■ **WHAT TO PRODUCE**:
For each line that holds "Output", copy the line out.

■ **SUPPLIED DATA**:
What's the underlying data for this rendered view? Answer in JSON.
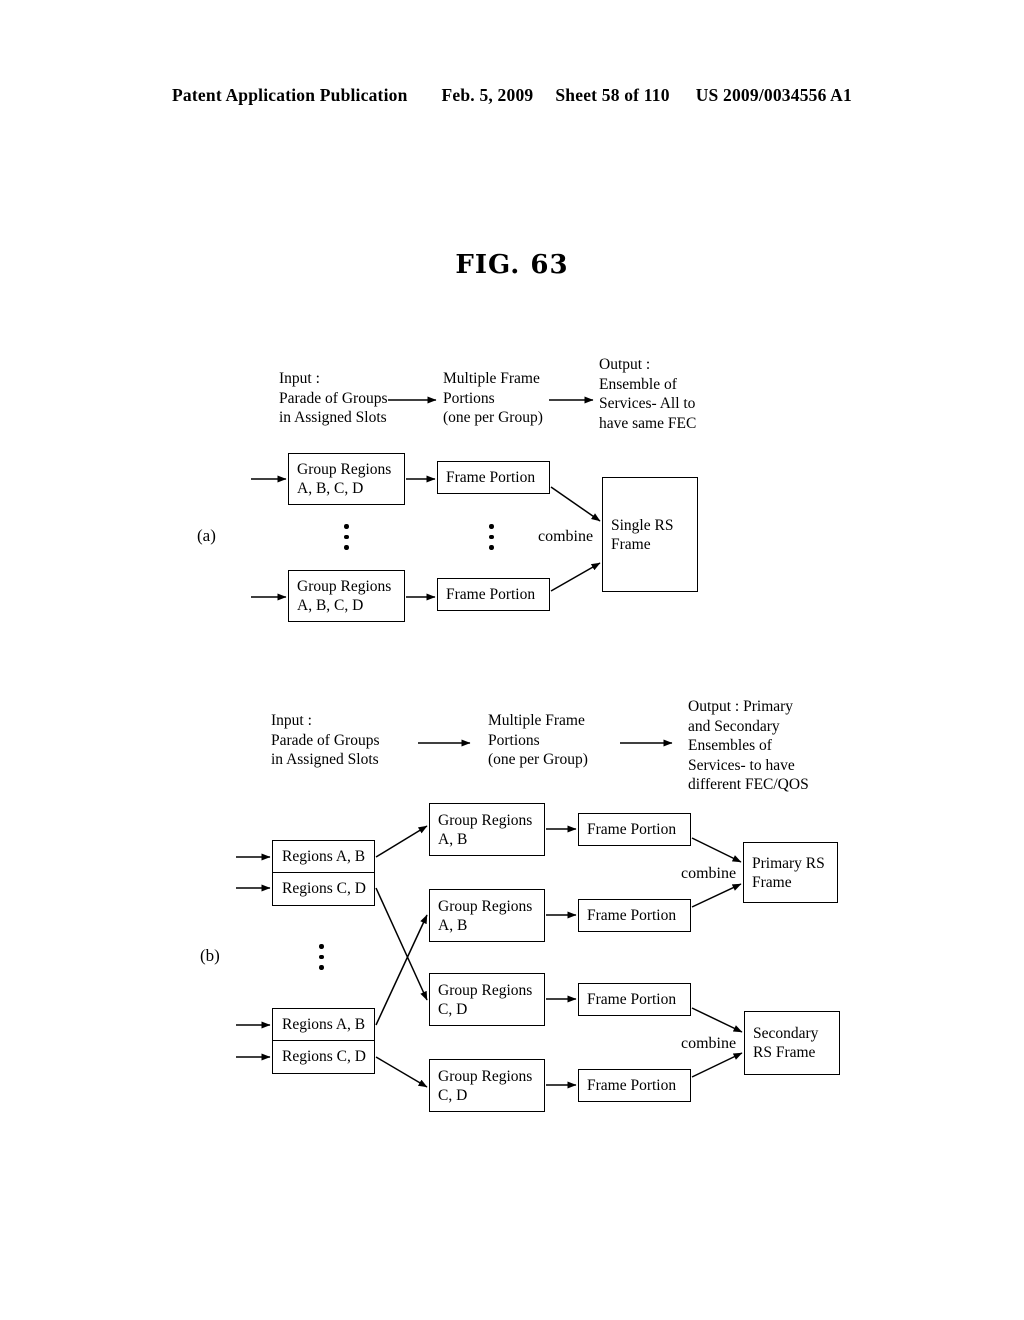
{
  "header": {
    "publication": "Patent Application Publication",
    "date": "Feb. 5, 2009",
    "sheet": "Sheet 58 of 110",
    "patent_number": "US 2009/0034556 A1"
  },
  "figure": {
    "title": "FIG. 63"
  },
  "section_a": {
    "letter": "(a)",
    "stage_labels": {
      "input": "Input :\nParade of Groups\nin Assigned Slots",
      "middle": "Multiple Frame\nPortions\n(one per Group)",
      "output": "Output :\nEnsemble of\nServices- All to\nhave same FEC"
    },
    "group_region_boxes": [
      {
        "line1": "Group Regions",
        "line2": "A, B, C, D"
      },
      {
        "line1": "Group Regions",
        "line2": "A, B, C, D"
      }
    ],
    "frame_portion_boxes": [
      {
        "label": "Frame Portion"
      },
      {
        "label": "Frame Portion"
      }
    ],
    "combine_label": "combine",
    "rs_frame": {
      "line1": "Single RS",
      "line2": "Frame"
    },
    "ellipsis": "⋮"
  },
  "section_b": {
    "letter": "(b)",
    "stage_labels": {
      "input": "Input :\nParade of Groups\nin Assigned Slots",
      "middle": "Multiple Frame\nPortions\n(one per Group)",
      "output": "Output : Primary\nand Secondary\nEnsembles of\nServices- to have\ndifferent FEC/QOS"
    },
    "region_stacks": [
      {
        "top": "Regions A, B",
        "bottom": "Regions C, D"
      },
      {
        "top": "Regions A, B",
        "bottom": "Regions C, D"
      }
    ],
    "group_region_boxes": [
      {
        "line1": "Group Regions",
        "line2": "A, B"
      },
      {
        "line1": "Group Regions",
        "line2": "A, B"
      },
      {
        "line1": "Group Regions",
        "line2": "C, D"
      },
      {
        "line1": "Group Regions",
        "line2": "C, D"
      }
    ],
    "frame_portion_boxes": [
      {
        "label": "Frame Portion"
      },
      {
        "label": "Frame Portion"
      },
      {
        "label": "Frame Portion"
      },
      {
        "label": "Frame Portion"
      }
    ],
    "combine_labels": [
      "combine",
      "combine"
    ],
    "rs_frames": [
      {
        "line1": "Primary RS",
        "line2": "Frame"
      },
      {
        "line1": "Secondary",
        "line2": "RS Frame"
      }
    ],
    "ellipsis": "⋮"
  }
}
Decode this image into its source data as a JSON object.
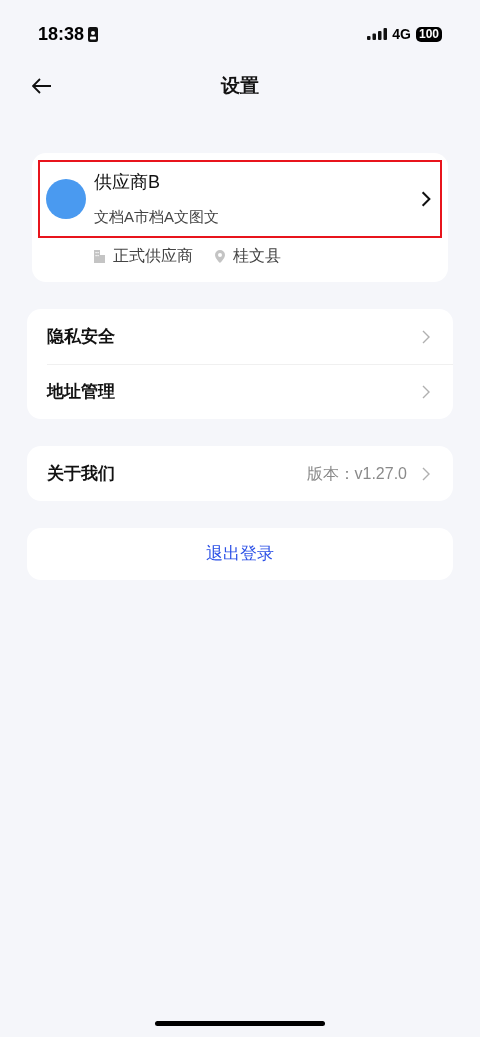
{
  "status_bar": {
    "time": "18:38",
    "network": "4G",
    "battery": "100"
  },
  "nav": {
    "title": "设置"
  },
  "profile": {
    "name": "供应商B",
    "address": "文档A市档A文图文",
    "highlighted": true,
    "tags": [
      {
        "kind": "building",
        "label": "正式供应商"
      },
      {
        "kind": "location",
        "label": "桂文县"
      }
    ]
  },
  "groups": [
    {
      "items": [
        {
          "label": "隐私安全"
        },
        {
          "label": "地址管理"
        }
      ]
    },
    {
      "items": [
        {
          "label": "关于我们",
          "value": "版本：v1.27.0"
        }
      ]
    }
  ],
  "logout": {
    "label": "退出登录"
  }
}
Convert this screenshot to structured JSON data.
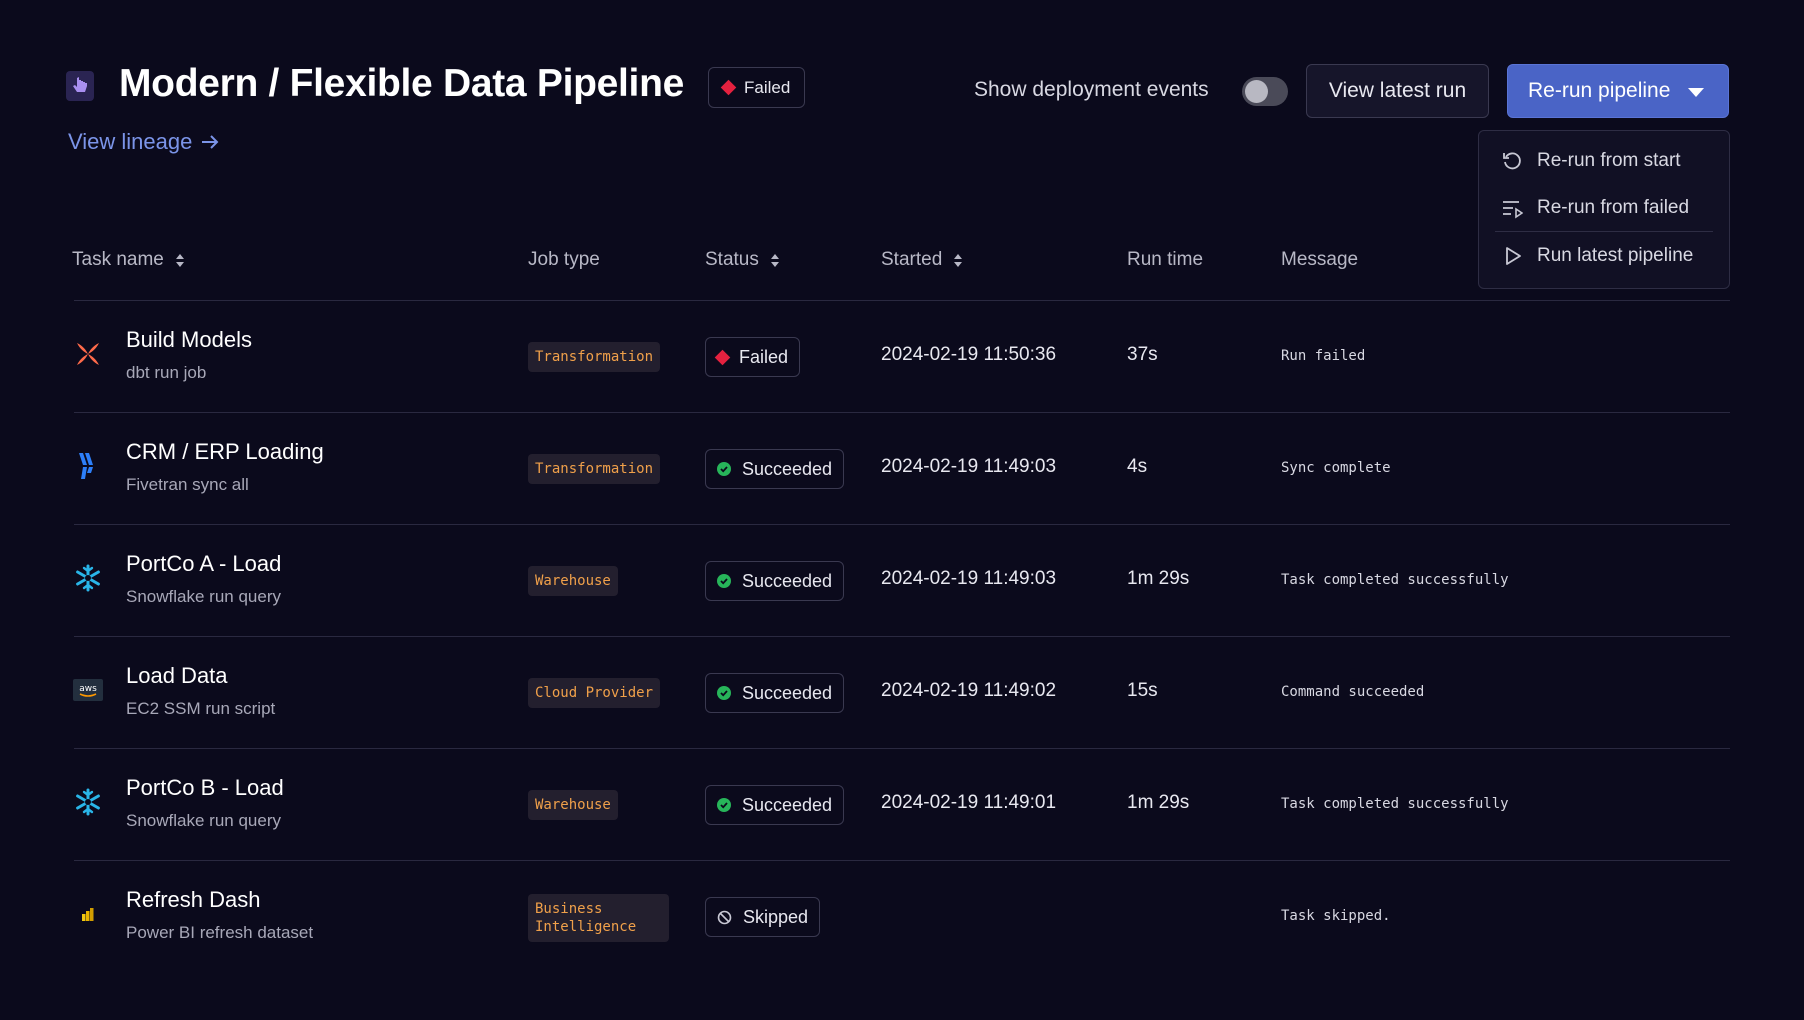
{
  "header": {
    "title": "Modern / Flexible Data Pipeline",
    "status_label": "Failed",
    "lineage_link": "View lineage",
    "toggle_label": "Show deployment events",
    "view_latest_label": "View latest run",
    "rerun_label": "Re-run pipeline"
  },
  "menu": {
    "items": [
      {
        "label": "Re-run from start",
        "icon": "restart-icon"
      },
      {
        "label": "Re-run from failed",
        "icon": "list-play-icon"
      },
      {
        "label": "Run latest pipeline",
        "icon": "play-icon"
      }
    ]
  },
  "table": {
    "columns": {
      "task": "Task name",
      "job_type": "Job type",
      "status": "Status",
      "started": "Started",
      "run_time": "Run time",
      "message": "Message"
    },
    "rows": [
      {
        "name": "Build Models",
        "sub": "dbt run job",
        "job_type": "Transformation",
        "status": "Failed",
        "started": "2024-02-19 11:50:36",
        "run_time": "37s",
        "message": "Run failed",
        "icon": "dbt-icon"
      },
      {
        "name": "CRM / ERP Loading",
        "sub": "Fivetran sync all",
        "job_type": "Transformation",
        "status": "Succeeded",
        "started": "2024-02-19 11:49:03",
        "run_time": "4s",
        "message": "Sync complete",
        "icon": "fivetran-icon"
      },
      {
        "name": "PortCo A - Load",
        "sub": "Snowflake run query",
        "job_type": "Warehouse",
        "status": "Succeeded",
        "started": "2024-02-19 11:49:03",
        "run_time": "1m 29s",
        "message": "Task completed successfully",
        "icon": "snowflake-icon"
      },
      {
        "name": "Load Data",
        "sub": "EC2 SSM run script",
        "job_type": "Cloud Provider",
        "status": "Succeeded",
        "started": "2024-02-19 11:49:02",
        "run_time": "15s",
        "message": "Command succeeded",
        "icon": "aws-icon"
      },
      {
        "name": "PortCo B - Load",
        "sub": "Snowflake run query",
        "job_type": "Warehouse",
        "status": "Succeeded",
        "started": "2024-02-19 11:49:01",
        "run_time": "1m 29s",
        "message": "Task completed successfully",
        "icon": "snowflake-icon"
      },
      {
        "name": "Refresh Dash",
        "sub": "Power BI refresh dataset",
        "job_type_line1": "Business",
        "job_type_line2": "Intelligence",
        "status": "Skipped",
        "started": "",
        "run_time": "",
        "message": "Task skipped.",
        "icon": "powerbi-icon"
      }
    ]
  },
  "colors": {
    "background": "#0b0a1c",
    "accent": "#4a64c6",
    "link": "#7b94e8",
    "failed": "#e5213f",
    "success": "#27b55a",
    "job_type_text": "#f0a04a"
  }
}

■ **SOLUTION**:
      "output": "Output :\nEnsemble of\nServices- All to\nhave same FEC"
      "output": "Output : Primary\nand Secondary\nEnsembles of\nServices- to have\ndifferent FEC/QOS"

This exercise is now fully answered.